◆ Task description ◆
Pick out the lines below that include the string "Business".

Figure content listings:

* * *

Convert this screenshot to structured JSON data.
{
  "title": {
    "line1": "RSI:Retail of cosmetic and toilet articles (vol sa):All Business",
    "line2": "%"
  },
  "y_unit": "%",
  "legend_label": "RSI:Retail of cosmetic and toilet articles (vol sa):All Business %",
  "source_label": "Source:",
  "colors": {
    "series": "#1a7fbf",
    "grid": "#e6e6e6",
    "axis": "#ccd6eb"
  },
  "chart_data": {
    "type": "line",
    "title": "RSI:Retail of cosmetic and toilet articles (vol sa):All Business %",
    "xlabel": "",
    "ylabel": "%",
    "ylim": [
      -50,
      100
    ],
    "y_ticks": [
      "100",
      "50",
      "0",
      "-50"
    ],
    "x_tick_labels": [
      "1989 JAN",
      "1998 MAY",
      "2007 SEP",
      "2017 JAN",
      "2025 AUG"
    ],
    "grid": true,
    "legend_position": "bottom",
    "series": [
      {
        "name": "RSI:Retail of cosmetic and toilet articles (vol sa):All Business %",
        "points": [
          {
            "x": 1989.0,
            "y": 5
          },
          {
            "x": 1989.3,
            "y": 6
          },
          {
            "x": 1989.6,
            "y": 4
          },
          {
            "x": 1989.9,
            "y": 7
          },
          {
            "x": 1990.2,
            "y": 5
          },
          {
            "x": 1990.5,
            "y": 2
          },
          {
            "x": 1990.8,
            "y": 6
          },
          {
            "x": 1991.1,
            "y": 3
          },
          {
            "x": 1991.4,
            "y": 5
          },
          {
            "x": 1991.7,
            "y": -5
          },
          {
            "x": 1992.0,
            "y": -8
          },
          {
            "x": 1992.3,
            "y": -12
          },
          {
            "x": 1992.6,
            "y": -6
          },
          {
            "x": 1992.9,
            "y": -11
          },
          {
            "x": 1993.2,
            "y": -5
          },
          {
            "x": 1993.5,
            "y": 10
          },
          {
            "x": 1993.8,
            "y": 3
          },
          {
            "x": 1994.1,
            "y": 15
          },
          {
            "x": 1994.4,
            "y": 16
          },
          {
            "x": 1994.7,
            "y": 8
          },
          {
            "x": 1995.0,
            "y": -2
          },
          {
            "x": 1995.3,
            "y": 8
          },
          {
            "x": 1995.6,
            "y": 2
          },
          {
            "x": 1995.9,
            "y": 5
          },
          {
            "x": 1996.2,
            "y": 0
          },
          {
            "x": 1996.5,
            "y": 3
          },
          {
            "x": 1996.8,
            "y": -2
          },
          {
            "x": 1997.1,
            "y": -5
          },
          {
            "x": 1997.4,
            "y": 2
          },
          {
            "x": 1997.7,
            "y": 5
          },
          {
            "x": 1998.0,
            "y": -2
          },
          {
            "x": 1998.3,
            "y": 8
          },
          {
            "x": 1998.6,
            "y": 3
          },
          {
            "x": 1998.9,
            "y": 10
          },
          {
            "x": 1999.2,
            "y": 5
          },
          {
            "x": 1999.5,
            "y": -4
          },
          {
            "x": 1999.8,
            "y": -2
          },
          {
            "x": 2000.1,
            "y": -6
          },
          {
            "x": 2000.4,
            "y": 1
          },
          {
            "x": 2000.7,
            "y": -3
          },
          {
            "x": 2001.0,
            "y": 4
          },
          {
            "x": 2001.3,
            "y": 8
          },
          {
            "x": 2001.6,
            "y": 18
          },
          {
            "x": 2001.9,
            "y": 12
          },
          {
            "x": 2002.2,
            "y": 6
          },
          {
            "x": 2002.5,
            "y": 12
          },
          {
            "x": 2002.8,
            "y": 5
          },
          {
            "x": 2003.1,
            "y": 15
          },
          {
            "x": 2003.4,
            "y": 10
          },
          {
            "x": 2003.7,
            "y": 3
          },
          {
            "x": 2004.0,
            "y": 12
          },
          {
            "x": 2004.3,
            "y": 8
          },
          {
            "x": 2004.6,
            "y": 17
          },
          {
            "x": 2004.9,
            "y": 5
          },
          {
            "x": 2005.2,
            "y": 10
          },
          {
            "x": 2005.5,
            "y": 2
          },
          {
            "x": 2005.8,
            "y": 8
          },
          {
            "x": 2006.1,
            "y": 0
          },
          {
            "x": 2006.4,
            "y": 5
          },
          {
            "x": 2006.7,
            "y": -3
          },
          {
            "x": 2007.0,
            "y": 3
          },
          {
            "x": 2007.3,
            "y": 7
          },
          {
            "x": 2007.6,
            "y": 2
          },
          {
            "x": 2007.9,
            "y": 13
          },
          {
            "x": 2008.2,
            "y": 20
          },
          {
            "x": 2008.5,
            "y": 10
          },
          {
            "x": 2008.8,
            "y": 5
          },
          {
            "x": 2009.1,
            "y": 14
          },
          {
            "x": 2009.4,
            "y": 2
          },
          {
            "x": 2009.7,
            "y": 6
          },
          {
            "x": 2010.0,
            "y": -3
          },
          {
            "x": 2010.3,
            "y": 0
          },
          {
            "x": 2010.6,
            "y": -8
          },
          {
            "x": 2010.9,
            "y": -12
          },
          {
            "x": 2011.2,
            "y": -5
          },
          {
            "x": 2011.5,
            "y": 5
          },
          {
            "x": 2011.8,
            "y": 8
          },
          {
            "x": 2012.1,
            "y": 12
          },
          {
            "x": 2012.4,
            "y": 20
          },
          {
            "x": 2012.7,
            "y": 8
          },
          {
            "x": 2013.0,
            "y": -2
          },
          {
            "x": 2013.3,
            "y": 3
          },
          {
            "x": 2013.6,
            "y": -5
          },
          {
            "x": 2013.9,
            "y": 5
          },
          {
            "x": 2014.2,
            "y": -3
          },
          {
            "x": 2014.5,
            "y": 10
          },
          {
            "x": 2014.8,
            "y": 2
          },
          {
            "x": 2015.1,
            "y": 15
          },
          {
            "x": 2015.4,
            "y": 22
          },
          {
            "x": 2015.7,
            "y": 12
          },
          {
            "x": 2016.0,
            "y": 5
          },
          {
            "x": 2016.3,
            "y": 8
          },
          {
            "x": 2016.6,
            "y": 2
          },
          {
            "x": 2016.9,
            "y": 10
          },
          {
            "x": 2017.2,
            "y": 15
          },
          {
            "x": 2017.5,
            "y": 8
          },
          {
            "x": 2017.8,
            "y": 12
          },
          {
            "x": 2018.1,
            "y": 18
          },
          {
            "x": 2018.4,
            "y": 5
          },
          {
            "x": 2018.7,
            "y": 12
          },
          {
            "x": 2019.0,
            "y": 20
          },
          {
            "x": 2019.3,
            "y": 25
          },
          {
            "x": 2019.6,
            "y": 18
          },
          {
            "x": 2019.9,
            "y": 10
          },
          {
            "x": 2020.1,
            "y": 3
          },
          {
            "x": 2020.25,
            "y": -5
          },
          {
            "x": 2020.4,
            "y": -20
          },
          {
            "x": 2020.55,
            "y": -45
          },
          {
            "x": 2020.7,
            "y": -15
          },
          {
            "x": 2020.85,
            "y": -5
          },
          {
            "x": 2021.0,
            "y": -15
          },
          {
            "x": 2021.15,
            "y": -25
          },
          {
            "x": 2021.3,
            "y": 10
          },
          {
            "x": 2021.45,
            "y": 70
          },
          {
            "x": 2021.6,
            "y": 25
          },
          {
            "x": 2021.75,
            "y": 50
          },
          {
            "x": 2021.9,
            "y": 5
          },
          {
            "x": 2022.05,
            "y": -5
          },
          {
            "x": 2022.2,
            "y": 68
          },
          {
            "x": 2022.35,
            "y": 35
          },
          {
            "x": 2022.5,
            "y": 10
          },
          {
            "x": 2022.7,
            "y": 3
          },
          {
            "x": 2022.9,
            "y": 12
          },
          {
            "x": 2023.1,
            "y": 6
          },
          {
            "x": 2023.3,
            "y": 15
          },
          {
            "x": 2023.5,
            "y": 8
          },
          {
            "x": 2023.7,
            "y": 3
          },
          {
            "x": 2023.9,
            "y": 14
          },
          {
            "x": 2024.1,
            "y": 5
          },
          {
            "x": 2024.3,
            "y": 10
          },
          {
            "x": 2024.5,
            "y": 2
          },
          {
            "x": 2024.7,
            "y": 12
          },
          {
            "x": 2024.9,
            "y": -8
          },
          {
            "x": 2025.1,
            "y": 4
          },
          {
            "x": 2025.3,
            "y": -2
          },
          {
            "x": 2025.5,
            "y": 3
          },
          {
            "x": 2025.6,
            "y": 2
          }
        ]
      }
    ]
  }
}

* * *

◆ Output of the task ◆
    "line1": "RSI:Retail of cosmetic and toilet articles (vol sa):All Business",
  "legend_label": "RSI:Retail of cosmetic and toilet articles (vol sa):All Business %",
    "title": "RSI:Retail of cosmetic and toilet articles (vol sa):All Business %",
        "name": "RSI:Retail of cosmetic and toilet articles (vol sa):All Business %",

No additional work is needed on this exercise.